EXERCISE:
Check every line of the data below for the string "label", and copy the ones that hold it.

Data extracted from a collection:
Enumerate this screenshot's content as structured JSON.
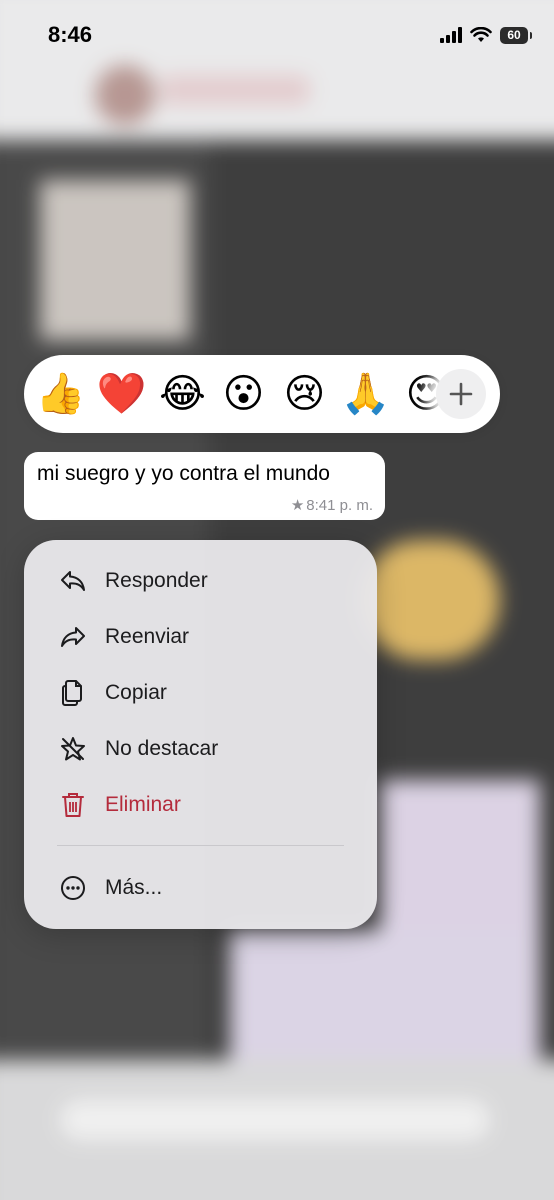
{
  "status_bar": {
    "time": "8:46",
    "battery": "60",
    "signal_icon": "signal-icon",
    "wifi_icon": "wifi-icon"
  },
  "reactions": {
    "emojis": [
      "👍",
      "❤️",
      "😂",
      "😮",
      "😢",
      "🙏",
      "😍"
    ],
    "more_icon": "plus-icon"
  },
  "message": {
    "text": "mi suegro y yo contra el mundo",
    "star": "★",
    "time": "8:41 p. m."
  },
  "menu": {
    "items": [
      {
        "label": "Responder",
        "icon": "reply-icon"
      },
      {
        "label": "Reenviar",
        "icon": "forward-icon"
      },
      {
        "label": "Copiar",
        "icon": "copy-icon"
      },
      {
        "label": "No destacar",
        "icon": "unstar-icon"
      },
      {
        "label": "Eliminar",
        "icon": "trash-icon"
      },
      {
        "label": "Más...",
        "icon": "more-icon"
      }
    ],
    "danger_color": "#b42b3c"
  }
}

SOLVED EXERCISE:
        "label": "Responder",
        "label": "Reenviar",
        "label": "Copiar",
        "label": "No destacar",
        "label": "Eliminar",
        "label": "Más...",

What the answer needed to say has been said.